- **Work to complete**
Every entry needs to be reproduced exactly.
:::::
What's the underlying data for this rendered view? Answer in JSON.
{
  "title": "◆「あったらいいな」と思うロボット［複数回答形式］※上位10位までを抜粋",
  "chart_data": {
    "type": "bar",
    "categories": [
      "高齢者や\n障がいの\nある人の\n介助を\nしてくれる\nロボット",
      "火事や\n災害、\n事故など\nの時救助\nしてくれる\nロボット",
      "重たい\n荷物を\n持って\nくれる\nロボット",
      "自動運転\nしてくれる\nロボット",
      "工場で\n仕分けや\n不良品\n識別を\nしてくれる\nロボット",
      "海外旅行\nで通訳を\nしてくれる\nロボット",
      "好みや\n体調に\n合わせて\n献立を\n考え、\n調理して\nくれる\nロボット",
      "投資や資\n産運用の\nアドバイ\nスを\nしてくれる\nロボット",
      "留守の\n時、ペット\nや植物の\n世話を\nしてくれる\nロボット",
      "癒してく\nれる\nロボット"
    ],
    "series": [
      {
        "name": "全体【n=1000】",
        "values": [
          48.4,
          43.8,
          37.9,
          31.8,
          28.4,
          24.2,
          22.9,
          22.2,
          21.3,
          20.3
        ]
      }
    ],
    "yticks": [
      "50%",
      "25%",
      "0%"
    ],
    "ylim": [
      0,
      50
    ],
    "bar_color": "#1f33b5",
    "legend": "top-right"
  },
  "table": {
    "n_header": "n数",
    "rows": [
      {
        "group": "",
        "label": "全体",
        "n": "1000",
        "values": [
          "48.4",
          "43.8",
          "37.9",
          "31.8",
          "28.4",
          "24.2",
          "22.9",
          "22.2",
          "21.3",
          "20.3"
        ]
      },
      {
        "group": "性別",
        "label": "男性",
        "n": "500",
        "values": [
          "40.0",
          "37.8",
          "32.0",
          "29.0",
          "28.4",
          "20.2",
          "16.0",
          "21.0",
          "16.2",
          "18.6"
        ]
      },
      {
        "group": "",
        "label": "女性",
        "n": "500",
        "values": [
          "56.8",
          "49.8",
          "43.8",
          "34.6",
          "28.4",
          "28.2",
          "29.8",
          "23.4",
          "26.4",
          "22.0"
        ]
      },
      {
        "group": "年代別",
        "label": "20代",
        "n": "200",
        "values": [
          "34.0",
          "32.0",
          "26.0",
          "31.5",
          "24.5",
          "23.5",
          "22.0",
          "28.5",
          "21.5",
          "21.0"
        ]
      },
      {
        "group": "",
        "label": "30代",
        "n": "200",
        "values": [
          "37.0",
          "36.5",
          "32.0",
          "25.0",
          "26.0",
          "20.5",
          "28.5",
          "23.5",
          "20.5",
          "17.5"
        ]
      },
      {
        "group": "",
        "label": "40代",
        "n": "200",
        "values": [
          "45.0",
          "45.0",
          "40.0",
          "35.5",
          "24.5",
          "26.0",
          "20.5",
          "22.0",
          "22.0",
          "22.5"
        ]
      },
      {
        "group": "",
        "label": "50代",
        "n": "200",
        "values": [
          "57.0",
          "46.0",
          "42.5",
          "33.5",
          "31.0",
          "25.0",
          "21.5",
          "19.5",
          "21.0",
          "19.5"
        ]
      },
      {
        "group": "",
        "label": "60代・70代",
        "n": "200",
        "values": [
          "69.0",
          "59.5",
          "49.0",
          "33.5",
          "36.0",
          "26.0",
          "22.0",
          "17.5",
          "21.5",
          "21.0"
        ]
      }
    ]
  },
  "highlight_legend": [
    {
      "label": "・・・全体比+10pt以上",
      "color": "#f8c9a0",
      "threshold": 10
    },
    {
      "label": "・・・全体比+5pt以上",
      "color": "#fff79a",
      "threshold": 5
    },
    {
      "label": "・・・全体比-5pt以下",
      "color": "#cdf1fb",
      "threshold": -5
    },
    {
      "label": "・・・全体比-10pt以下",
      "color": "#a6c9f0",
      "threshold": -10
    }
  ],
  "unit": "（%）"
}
:::::
- **Full solution**
What's the underlying data for this rendered view? Answer in JSON.
{
  "title": "◆「あったらいいな」と思うロボット［複数回答形式］※上位10位までを抜粋",
  "chart_data": {
    "type": "bar",
    "categories": [
      "高齢者や\n障がいの\nある人の\n介助を\nしてくれる\nロボット",
      "火事や\n災害、\n事故など\nの時救助\nしてくれる\nロボット",
      "重たい\n荷物を\n持って\nくれる\nロボット",
      "自動運転\nしてくれる\nロボット",
      "工場で\n仕分けや\n不良品\n識別を\nしてくれる\nロボット",
      "海外旅行\nで通訳を\nしてくれる\nロボット",
      "好みや\n体調に\n合わせて\n献立を\n考え、\n調理して\nくれる\nロボット",
      "投資や資\n産運用の\nアドバイ\nスを\nしてくれる\nロボット",
      "留守の\n時、ペット\nや植物の\n世話を\nしてくれる\nロボット",
      "癒してく\nれる\nロボット"
    ],
    "series": [
      {
        "name": "全体【n=1000】",
        "values": [
          48.4,
          43.8,
          37.9,
          31.8,
          28.4,
          24.2,
          22.9,
          22.2,
          21.3,
          20.3
        ]
      }
    ],
    "yticks": [
      "50%",
      "25%",
      "0%"
    ],
    "ylim": [
      0,
      50
    ],
    "bar_color": "#1f33b5",
    "legend": "top-right"
  },
  "table": {
    "n_header": "n数",
    "rows": [
      {
        "group": "",
        "label": "全体",
        "n": "1000",
        "values": [
          "48.4",
          "43.8",
          "37.9",
          "31.8",
          "28.4",
          "24.2",
          "22.9",
          "22.2",
          "21.3",
          "20.3"
        ]
      },
      {
        "group": "性別",
        "label": "男性",
        "n": "500",
        "values": [
          "40.0",
          "37.8",
          "32.0",
          "29.0",
          "28.4",
          "20.2",
          "16.0",
          "21.0",
          "16.2",
          "18.6"
        ]
      },
      {
        "group": "",
        "label": "女性",
        "n": "500",
        "values": [
          "56.8",
          "49.8",
          "43.8",
          "34.6",
          "28.4",
          "28.2",
          "29.8",
          "23.4",
          "26.4",
          "22.0"
        ]
      },
      {
        "group": "年代別",
        "label": "20代",
        "n": "200",
        "values": [
          "34.0",
          "32.0",
          "26.0",
          "31.5",
          "24.5",
          "23.5",
          "22.0",
          "28.5",
          "21.5",
          "21.0"
        ]
      },
      {
        "group": "",
        "label": "30代",
        "n": "200",
        "values": [
          "37.0",
          "36.5",
          "32.0",
          "25.0",
          "26.0",
          "20.5",
          "28.5",
          "23.5",
          "20.5",
          "17.5"
        ]
      },
      {
        "group": "",
        "label": "40代",
        "n": "200",
        "values": [
          "45.0",
          "45.0",
          "40.0",
          "35.5",
          "24.5",
          "26.0",
          "20.5",
          "22.0",
          "22.0",
          "22.5"
        ]
      },
      {
        "group": "",
        "label": "50代",
        "n": "200",
        "values": [
          "57.0",
          "46.0",
          "42.5",
          "33.5",
          "31.0",
          "25.0",
          "21.5",
          "19.5",
          "21.0",
          "19.5"
        ]
      },
      {
        "group": "",
        "label": "60代・70代",
        "n": "200",
        "values": [
          "69.0",
          "59.5",
          "49.0",
          "33.5",
          "36.0",
          "26.0",
          "22.0",
          "17.5",
          "21.5",
          "21.0"
        ]
      }
    ]
  },
  "highlight_legend": [
    {
      "label": "・・・全体比+10pt以上",
      "color": "#f8c9a0",
      "threshold": 10
    },
    {
      "label": "・・・全体比+5pt以上",
      "color": "#fff79a",
      "threshold": 5
    },
    {
      "label": "・・・全体比-5pt以下",
      "color": "#cdf1fb",
      "threshold": -5
    },
    {
      "label": "・・・全体比-10pt以下",
      "color": "#a6c9f0",
      "threshold": -10
    }
  ],
  "unit": "（%）"
}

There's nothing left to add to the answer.